___ Records supplied
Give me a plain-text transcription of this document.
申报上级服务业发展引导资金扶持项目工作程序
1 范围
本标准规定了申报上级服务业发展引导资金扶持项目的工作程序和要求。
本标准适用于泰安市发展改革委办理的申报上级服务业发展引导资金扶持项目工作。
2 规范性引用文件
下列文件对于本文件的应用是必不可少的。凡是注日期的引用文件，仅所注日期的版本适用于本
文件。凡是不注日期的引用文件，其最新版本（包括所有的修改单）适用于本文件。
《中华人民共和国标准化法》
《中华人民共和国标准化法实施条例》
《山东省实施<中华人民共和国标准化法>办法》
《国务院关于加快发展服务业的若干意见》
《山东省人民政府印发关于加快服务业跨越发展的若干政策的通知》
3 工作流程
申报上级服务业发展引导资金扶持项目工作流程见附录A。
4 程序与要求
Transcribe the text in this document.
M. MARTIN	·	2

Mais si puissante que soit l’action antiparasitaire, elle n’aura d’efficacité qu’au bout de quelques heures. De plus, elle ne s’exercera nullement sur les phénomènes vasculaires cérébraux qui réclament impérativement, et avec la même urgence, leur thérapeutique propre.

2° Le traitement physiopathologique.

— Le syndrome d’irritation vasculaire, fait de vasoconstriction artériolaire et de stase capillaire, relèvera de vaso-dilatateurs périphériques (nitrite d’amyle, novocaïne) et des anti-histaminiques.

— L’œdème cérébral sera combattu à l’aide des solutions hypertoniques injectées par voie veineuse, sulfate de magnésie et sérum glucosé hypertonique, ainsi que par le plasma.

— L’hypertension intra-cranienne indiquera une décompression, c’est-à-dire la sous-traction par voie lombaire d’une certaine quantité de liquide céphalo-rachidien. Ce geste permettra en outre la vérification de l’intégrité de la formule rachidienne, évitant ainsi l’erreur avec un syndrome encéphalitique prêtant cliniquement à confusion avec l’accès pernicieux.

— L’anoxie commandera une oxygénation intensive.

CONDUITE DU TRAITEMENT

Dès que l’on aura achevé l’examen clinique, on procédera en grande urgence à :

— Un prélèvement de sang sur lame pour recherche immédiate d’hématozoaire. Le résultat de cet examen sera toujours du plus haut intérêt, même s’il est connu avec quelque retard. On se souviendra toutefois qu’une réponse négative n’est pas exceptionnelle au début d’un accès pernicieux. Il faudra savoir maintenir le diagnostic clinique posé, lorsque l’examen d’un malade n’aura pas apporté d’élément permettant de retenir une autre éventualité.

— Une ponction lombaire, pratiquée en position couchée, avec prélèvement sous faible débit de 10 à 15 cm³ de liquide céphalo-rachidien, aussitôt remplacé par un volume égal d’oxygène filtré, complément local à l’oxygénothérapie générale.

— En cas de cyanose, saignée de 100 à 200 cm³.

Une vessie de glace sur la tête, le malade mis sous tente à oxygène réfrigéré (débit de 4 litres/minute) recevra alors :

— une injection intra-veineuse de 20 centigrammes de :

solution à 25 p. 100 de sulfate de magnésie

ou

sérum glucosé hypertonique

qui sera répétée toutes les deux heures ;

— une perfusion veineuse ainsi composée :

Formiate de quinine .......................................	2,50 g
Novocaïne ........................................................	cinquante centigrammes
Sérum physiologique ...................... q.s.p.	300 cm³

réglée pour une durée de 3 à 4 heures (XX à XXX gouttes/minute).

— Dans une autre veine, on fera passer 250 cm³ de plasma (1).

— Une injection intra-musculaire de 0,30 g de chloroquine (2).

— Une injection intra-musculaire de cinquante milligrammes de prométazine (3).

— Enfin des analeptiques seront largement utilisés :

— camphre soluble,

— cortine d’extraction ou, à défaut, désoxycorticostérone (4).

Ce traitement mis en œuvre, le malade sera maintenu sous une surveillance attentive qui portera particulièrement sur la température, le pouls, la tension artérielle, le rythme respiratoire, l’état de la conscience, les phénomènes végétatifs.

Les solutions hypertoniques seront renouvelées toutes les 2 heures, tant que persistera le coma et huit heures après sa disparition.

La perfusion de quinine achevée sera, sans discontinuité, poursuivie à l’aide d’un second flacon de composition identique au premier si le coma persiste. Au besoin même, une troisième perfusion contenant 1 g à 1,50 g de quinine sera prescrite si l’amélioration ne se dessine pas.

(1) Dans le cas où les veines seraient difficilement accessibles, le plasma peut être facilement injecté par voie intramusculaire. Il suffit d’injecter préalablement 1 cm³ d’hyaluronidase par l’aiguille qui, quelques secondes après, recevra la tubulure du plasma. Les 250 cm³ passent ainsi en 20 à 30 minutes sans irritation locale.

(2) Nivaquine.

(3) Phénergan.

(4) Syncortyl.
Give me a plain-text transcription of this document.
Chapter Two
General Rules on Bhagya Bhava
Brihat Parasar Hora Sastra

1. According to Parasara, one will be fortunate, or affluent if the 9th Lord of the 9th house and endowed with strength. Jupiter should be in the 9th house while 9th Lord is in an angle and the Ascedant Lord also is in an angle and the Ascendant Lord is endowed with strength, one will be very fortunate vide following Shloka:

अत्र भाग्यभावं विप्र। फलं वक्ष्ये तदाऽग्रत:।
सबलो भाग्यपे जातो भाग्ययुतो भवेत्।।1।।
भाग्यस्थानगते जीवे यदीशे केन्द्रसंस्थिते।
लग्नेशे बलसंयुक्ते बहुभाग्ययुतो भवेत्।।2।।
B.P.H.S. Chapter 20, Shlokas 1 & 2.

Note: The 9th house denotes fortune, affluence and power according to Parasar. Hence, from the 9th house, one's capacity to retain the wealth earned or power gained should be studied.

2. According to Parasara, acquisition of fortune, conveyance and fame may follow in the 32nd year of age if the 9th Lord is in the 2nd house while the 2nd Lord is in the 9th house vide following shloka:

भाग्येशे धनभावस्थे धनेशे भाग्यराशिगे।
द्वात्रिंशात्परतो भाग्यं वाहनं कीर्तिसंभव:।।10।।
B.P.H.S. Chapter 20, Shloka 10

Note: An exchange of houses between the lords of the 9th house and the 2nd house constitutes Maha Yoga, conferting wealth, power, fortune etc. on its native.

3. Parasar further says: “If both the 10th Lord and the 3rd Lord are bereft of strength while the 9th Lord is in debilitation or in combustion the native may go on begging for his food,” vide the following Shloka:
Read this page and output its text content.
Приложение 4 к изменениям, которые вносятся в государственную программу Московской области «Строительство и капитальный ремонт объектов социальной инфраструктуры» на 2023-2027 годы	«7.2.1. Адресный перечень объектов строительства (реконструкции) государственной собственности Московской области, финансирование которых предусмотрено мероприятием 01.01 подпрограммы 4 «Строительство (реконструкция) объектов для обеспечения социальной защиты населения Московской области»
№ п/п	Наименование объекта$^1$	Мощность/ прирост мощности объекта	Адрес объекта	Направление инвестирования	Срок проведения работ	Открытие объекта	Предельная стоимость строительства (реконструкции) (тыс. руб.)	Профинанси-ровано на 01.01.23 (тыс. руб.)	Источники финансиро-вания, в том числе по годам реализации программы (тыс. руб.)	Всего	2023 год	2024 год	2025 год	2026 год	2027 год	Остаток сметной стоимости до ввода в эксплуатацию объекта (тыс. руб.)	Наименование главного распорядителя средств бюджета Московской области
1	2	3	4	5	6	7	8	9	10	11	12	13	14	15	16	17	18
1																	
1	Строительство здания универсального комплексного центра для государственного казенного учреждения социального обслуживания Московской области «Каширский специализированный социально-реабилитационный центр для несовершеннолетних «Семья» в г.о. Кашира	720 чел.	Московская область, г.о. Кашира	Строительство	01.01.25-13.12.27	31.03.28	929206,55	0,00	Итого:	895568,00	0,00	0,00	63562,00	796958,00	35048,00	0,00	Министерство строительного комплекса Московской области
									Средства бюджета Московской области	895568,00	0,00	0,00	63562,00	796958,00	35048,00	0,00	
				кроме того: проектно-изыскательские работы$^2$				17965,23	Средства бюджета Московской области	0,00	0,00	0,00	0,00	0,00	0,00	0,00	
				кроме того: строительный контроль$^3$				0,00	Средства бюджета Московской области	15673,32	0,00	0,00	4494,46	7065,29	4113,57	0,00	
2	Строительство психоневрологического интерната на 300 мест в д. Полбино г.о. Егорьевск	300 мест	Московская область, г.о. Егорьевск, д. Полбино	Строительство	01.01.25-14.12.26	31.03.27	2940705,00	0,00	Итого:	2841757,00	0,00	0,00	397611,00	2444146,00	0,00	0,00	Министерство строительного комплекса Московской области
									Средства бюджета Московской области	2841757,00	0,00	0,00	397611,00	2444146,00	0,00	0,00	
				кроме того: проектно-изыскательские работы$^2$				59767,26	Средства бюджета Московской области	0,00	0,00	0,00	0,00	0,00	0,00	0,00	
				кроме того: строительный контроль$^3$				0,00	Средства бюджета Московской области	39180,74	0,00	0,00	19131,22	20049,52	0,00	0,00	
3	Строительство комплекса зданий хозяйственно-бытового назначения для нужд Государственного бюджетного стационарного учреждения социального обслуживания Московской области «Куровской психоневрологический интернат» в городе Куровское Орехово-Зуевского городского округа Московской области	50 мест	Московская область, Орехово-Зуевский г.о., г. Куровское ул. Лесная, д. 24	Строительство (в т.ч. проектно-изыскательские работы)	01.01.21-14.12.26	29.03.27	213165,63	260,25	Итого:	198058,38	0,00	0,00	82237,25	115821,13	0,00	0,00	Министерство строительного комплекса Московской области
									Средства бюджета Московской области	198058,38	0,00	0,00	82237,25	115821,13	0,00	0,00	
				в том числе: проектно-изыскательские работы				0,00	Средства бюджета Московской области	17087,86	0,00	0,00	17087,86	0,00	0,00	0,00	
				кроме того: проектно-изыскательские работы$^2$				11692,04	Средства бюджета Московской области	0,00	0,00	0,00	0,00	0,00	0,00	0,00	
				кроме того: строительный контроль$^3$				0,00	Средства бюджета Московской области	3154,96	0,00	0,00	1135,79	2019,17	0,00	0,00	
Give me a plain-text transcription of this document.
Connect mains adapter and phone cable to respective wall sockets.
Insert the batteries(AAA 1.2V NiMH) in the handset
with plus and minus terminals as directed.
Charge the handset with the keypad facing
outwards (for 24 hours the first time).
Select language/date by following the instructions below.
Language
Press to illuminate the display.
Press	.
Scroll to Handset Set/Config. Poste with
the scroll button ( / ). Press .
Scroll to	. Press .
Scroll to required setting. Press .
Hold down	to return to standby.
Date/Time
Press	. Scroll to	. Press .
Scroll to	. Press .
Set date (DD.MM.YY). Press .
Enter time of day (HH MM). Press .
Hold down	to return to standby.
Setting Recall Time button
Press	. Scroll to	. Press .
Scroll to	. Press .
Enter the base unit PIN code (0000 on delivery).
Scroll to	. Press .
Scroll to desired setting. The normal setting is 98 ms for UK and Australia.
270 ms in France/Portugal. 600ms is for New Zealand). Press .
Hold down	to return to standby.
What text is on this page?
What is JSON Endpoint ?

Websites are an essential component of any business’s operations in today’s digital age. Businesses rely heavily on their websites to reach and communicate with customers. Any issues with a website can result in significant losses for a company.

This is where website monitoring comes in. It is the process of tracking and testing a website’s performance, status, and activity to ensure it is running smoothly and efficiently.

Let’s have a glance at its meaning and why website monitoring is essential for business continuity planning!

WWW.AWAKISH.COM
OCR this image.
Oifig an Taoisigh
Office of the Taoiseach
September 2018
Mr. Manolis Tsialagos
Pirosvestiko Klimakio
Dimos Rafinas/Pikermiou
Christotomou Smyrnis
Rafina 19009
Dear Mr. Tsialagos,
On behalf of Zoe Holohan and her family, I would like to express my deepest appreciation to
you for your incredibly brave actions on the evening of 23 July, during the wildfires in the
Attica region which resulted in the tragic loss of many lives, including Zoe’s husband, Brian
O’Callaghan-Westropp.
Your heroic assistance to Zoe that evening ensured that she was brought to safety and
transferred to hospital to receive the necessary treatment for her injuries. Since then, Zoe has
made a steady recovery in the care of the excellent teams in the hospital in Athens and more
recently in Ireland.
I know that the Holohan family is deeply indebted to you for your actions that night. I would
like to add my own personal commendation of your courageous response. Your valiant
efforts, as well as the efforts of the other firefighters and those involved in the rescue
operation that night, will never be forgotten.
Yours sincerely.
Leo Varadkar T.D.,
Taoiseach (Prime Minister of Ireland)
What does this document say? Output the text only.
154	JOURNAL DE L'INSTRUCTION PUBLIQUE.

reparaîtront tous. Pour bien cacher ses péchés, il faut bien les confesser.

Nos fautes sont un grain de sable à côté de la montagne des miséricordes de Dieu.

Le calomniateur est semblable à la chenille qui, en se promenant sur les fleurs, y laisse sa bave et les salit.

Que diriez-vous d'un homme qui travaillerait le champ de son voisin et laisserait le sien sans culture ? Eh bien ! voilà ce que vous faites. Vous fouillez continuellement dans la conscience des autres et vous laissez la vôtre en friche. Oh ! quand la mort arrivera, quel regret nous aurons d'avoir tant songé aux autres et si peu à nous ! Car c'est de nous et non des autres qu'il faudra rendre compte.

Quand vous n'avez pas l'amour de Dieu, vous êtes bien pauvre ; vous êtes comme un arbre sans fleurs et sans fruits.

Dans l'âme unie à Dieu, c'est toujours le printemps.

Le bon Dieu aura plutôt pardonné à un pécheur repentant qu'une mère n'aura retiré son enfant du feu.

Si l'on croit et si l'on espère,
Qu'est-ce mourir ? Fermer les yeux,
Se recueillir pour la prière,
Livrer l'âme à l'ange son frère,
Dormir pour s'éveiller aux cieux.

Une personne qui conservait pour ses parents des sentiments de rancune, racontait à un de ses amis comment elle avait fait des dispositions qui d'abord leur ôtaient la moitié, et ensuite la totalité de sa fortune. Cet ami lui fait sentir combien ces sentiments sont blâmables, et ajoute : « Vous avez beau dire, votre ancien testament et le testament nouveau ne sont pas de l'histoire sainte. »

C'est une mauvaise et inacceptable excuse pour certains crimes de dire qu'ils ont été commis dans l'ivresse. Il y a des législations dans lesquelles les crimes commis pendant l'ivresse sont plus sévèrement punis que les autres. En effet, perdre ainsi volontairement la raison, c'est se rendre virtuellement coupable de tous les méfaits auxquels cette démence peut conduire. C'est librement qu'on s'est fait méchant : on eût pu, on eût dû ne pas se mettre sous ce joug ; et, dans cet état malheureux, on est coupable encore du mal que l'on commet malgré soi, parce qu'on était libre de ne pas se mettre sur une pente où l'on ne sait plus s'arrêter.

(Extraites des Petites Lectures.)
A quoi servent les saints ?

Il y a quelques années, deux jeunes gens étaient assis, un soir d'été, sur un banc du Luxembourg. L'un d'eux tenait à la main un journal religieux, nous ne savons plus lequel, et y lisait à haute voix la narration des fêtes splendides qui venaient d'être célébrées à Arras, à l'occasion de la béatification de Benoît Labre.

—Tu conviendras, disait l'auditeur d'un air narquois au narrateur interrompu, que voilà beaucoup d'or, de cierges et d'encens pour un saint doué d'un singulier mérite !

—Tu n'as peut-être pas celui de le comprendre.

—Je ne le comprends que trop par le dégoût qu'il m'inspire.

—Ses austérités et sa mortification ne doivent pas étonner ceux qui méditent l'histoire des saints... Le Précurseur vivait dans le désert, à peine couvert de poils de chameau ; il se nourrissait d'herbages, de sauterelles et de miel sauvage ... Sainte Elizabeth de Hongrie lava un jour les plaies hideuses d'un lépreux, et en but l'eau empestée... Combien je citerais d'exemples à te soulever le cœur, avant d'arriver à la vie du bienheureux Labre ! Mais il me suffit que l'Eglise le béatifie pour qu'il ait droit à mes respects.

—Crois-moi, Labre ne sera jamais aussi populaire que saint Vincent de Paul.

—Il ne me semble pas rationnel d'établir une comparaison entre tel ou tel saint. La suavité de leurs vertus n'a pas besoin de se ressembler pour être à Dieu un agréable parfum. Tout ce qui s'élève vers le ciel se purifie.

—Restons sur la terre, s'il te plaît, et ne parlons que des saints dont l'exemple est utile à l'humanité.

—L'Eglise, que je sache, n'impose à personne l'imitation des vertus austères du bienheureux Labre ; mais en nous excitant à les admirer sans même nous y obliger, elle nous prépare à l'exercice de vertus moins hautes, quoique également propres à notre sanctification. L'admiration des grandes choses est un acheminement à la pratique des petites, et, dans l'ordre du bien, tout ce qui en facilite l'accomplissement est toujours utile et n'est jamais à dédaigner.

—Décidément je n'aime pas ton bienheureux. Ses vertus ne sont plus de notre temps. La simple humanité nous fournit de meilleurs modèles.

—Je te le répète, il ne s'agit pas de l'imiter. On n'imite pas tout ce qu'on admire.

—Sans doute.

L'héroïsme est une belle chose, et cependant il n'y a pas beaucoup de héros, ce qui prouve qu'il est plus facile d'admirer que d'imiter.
______
:: Aim of the task ::
Locate the lines above that hold the word "avez". Show every one of them.

:: Answer to the exercise ::
Quand vous n'avez pas l'amour de Dieu, vous êtes bien pauvre ; vous êtes comme un arbre sans fleurs et sans fruits.
Une personne qui conservait pour ses parents des sentiments de rancune, racontait à un de ses amis comment elle avait fait des dispositions qui d'abord leur ôtaient la moitié, et ensuite la totalité de sa fortune. Cet ami lui fait sentir combien ces sentiments sont blâmables, et ajoute : « Vous avez beau dire, votre ancien testament et le testament nouveau ne sont pas de l'histoire sainte. »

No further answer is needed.